▶ [Task prompt]: Make an exact copy of each entry, leaving out every picture.

--- Start of Data for this task ---

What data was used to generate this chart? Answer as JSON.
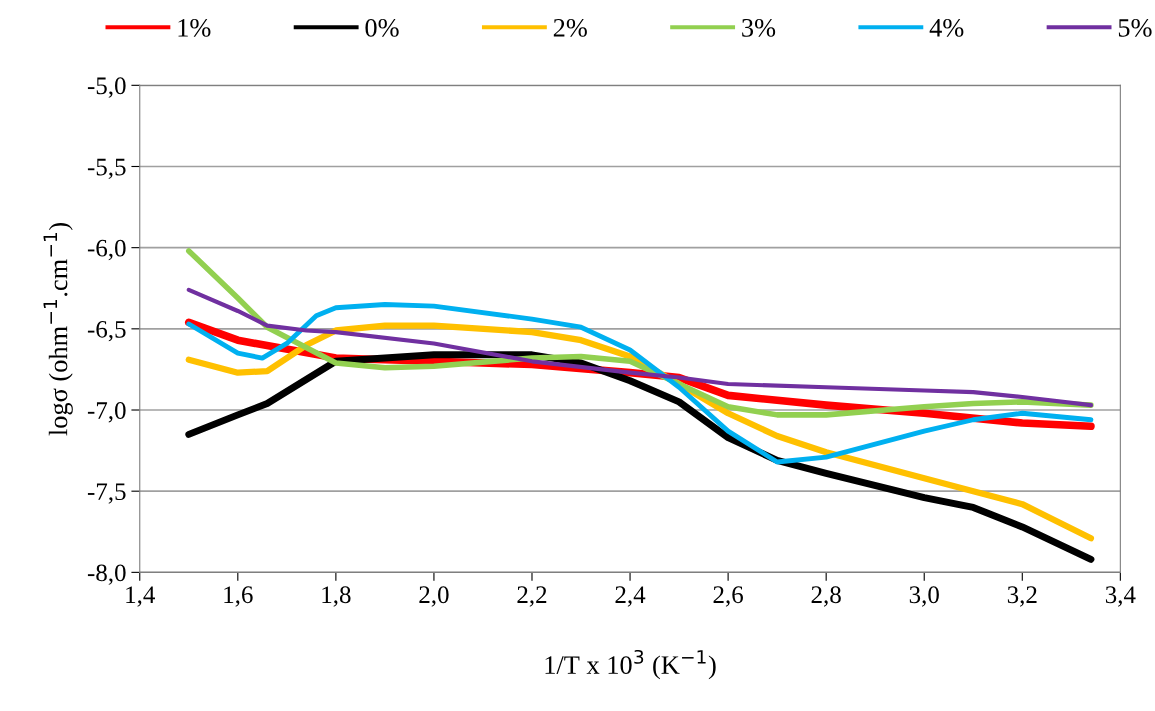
{
  "chart_data": {
    "type": "line",
    "xlabel": "1/T x 10$^{3}$ (K$^{−1}$)",
    "ylabel": "logσ (ohm$^{−1}$.cm$^{−1}$)",
    "xlim": [
      1.4,
      3.4
    ],
    "ylim": [
      -8.0,
      -5.0
    ],
    "xticks": [
      {
        "value": 1.4,
        "label": "1,4"
      },
      {
        "value": 1.6,
        "label": "1,6"
      },
      {
        "value": 1.8,
        "label": "1,8"
      },
      {
        "value": 2.0,
        "label": "2,0"
      },
      {
        "value": 2.2,
        "label": "2,2"
      },
      {
        "value": 2.4,
        "label": "2,4"
      },
      {
        "value": 2.6,
        "label": "2,6"
      },
      {
        "value": 2.8,
        "label": "2,8"
      },
      {
        "value": 3.0,
        "label": "3,0"
      },
      {
        "value": 3.2,
        "label": "3,2"
      },
      {
        "value": 3.4,
        "label": "3,4"
      }
    ],
    "yticks": [
      {
        "value": -8.0,
        "label": "-8,0"
      },
      {
        "value": -7.5,
        "label": "-7,5"
      },
      {
        "value": -7.0,
        "label": "-7,0"
      },
      {
        "value": -6.5,
        "label": "-6,5"
      },
      {
        "value": -6.0,
        "label": "-6,0"
      },
      {
        "value": -5.5,
        "label": "-5,5"
      },
      {
        "value": -5.0,
        "label": "-5,0"
      }
    ],
    "grid": "y",
    "legend": "top",
    "marker": "none",
    "line_style": "solid",
    "series": [
      {
        "name": "1%",
        "color": "#ff0000",
        "x": [
          1.5,
          1.6,
          1.8,
          2.0,
          2.2,
          2.4,
          2.5,
          2.6,
          2.8,
          3.0,
          3.2,
          3.34
        ],
        "values": [
          -6.46,
          -6.57,
          -6.68,
          -6.7,
          -6.72,
          -6.77,
          -6.8,
          -6.91,
          -6.97,
          -7.02,
          -7.08,
          -7.1
        ]
      },
      {
        "name": "0%",
        "color": "#000000",
        "x": [
          1.5,
          1.6,
          1.66,
          1.8,
          2.0,
          2.2,
          2.3,
          2.4,
          2.5,
          2.6,
          2.7,
          2.8,
          3.0,
          3.1,
          3.2,
          3.34
        ],
        "values": [
          -7.15,
          -7.03,
          -6.96,
          -6.7,
          -6.66,
          -6.66,
          -6.71,
          -6.82,
          -6.95,
          -7.17,
          -7.31,
          -7.39,
          -7.54,
          -7.6,
          -7.72,
          -7.92
        ]
      },
      {
        "name": "2%",
        "color": "#ffc000",
        "x": [
          1.5,
          1.6,
          1.66,
          1.74,
          1.8,
          1.9,
          2.0,
          2.2,
          2.3,
          2.4,
          2.5,
          2.6,
          2.7,
          2.8,
          3.0,
          3.1,
          3.2,
          3.34
        ],
        "values": [
          -6.69,
          -6.77,
          -6.76,
          -6.6,
          -6.51,
          -6.48,
          -6.48,
          -6.52,
          -6.57,
          -6.67,
          -6.84,
          -7.02,
          -7.16,
          -7.26,
          -7.42,
          -7.5,
          -7.58,
          -7.79
        ]
      },
      {
        "name": "3%",
        "color": "#92d050",
        "x": [
          1.5,
          1.6,
          1.66,
          1.8,
          1.9,
          2.0,
          2.2,
          2.3,
          2.4,
          2.5,
          2.6,
          2.7,
          2.8,
          3.0,
          3.1,
          3.2,
          3.34
        ],
        "values": [
          -6.02,
          -6.31,
          -6.49,
          -6.71,
          -6.74,
          -6.73,
          -6.68,
          -6.67,
          -6.7,
          -6.84,
          -6.98,
          -7.03,
          -7.03,
          -6.98,
          -6.96,
          -6.95,
          -6.97
        ]
      },
      {
        "name": "4%",
        "color": "#00b0f0",
        "x": [
          1.5,
          1.6,
          1.65,
          1.7,
          1.76,
          1.8,
          1.9,
          2.0,
          2.2,
          2.3,
          2.4,
          2.5,
          2.6,
          2.7,
          2.8,
          3.0,
          3.1,
          3.2,
          3.34
        ],
        "values": [
          -6.47,
          -6.65,
          -6.68,
          -6.59,
          -6.42,
          -6.37,
          -6.35,
          -6.36,
          -6.44,
          -6.49,
          -6.63,
          -6.86,
          -7.13,
          -7.32,
          -7.29,
          -7.13,
          -7.06,
          -7.02,
          -7.06
        ]
      },
      {
        "name": "5%",
        "color": "#7030a0",
        "x": [
          1.5,
          1.6,
          1.66,
          1.74,
          1.8,
          2.0,
          2.2,
          2.4,
          2.5,
          2.6,
          2.8,
          3.0,
          3.1,
          3.2,
          3.34
        ],
        "values": [
          -6.26,
          -6.39,
          -6.48,
          -6.51,
          -6.52,
          -6.59,
          -6.7,
          -6.77,
          -6.8,
          -6.84,
          -6.86,
          -6.88,
          -6.89,
          -6.92,
          -6.97
        ]
      }
    ]
  }
}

--- End of Data for this task ---

▶ [Output for this task]:
What data was used to generate this chart? Answer as JSON.
{
  "chart_data": {
    "type": "line",
    "xlabel": "1/T x 10$^{3}$ (K$^{−1}$)",
    "ylabel": "logσ (ohm$^{−1}$.cm$^{−1}$)",
    "xlim": [
      1.4,
      3.4
    ],
    "ylim": [
      -8.0,
      -5.0
    ],
    "xticks": [
      {
        "value": 1.4,
        "label": "1,4"
      },
      {
        "value": 1.6,
        "label": "1,6"
      },
      {
        "value": 1.8,
        "label": "1,8"
      },
      {
        "value": 2.0,
        "label": "2,0"
      },
      {
        "value": 2.2,
        "label": "2,2"
      },
      {
        "value": 2.4,
        "label": "2,4"
      },
      {
        "value": 2.6,
        "label": "2,6"
      },
      {
        "value": 2.8,
        "label": "2,8"
      },
      {
        "value": 3.0,
        "label": "3,0"
      },
      {
        "value": 3.2,
        "label": "3,2"
      },
      {
        "value": 3.4,
        "label": "3,4"
      }
    ],
    "yticks": [
      {
        "value": -8.0,
        "label": "-8,0"
      },
      {
        "value": -7.5,
        "label": "-7,5"
      },
      {
        "value": -7.0,
        "label": "-7,0"
      },
      {
        "value": -6.5,
        "label": "-6,5"
      },
      {
        "value": -6.0,
        "label": "-6,0"
      },
      {
        "value": -5.5,
        "label": "-5,5"
      },
      {
        "value": -5.0,
        "label": "-5,0"
      }
    ],
    "grid": "y",
    "legend": "top",
    "marker": "none",
    "line_style": "solid",
    "series": [
      {
        "name": "1%",
        "color": "#ff0000",
        "x": [
          1.5,
          1.6,
          1.8,
          2.0,
          2.2,
          2.4,
          2.5,
          2.6,
          2.8,
          3.0,
          3.2,
          3.34
        ],
        "values": [
          -6.46,
          -6.57,
          -6.68,
          -6.7,
          -6.72,
          -6.77,
          -6.8,
          -6.91,
          -6.97,
          -7.02,
          -7.08,
          -7.1
        ]
      },
      {
        "name": "0%",
        "color": "#000000",
        "x": [
          1.5,
          1.6,
          1.66,
          1.8,
          2.0,
          2.2,
          2.3,
          2.4,
          2.5,
          2.6,
          2.7,
          2.8,
          3.0,
          3.1,
          3.2,
          3.34
        ],
        "values": [
          -7.15,
          -7.03,
          -6.96,
          -6.7,
          -6.66,
          -6.66,
          -6.71,
          -6.82,
          -6.95,
          -7.17,
          -7.31,
          -7.39,
          -7.54,
          -7.6,
          -7.72,
          -7.92
        ]
      },
      {
        "name": "2%",
        "color": "#ffc000",
        "x": [
          1.5,
          1.6,
          1.66,
          1.74,
          1.8,
          1.9,
          2.0,
          2.2,
          2.3,
          2.4,
          2.5,
          2.6,
          2.7,
          2.8,
          3.0,
          3.1,
          3.2,
          3.34
        ],
        "values": [
          -6.69,
          -6.77,
          -6.76,
          -6.6,
          -6.51,
          -6.48,
          -6.48,
          -6.52,
          -6.57,
          -6.67,
          -6.84,
          -7.02,
          -7.16,
          -7.26,
          -7.42,
          -7.5,
          -7.58,
          -7.79
        ]
      },
      {
        "name": "3%",
        "color": "#92d050",
        "x": [
          1.5,
          1.6,
          1.66,
          1.8,
          1.9,
          2.0,
          2.2,
          2.3,
          2.4,
          2.5,
          2.6,
          2.7,
          2.8,
          3.0,
          3.1,
          3.2,
          3.34
        ],
        "values": [
          -6.02,
          -6.31,
          -6.49,
          -6.71,
          -6.74,
          -6.73,
          -6.68,
          -6.67,
          -6.7,
          -6.84,
          -6.98,
          -7.03,
          -7.03,
          -6.98,
          -6.96,
          -6.95,
          -6.97
        ]
      },
      {
        "name": "4%",
        "color": "#00b0f0",
        "x": [
          1.5,
          1.6,
          1.65,
          1.7,
          1.76,
          1.8,
          1.9,
          2.0,
          2.2,
          2.3,
          2.4,
          2.5,
          2.6,
          2.7,
          2.8,
          3.0,
          3.1,
          3.2,
          3.34
        ],
        "values": [
          -6.47,
          -6.65,
          -6.68,
          -6.59,
          -6.42,
          -6.37,
          -6.35,
          -6.36,
          -6.44,
          -6.49,
          -6.63,
          -6.86,
          -7.13,
          -7.32,
          -7.29,
          -7.13,
          -7.06,
          -7.02,
          -7.06
        ]
      },
      {
        "name": "5%",
        "color": "#7030a0",
        "x": [
          1.5,
          1.6,
          1.66,
          1.74,
          1.8,
          2.0,
          2.2,
          2.4,
          2.5,
          2.6,
          2.8,
          3.0,
          3.1,
          3.2,
          3.34
        ],
        "values": [
          -6.26,
          -6.39,
          -6.48,
          -6.51,
          -6.52,
          -6.59,
          -6.7,
          -6.77,
          -6.8,
          -6.84,
          -6.86,
          -6.88,
          -6.89,
          -6.92,
          -6.97
        ]
      }
    ]
  }
}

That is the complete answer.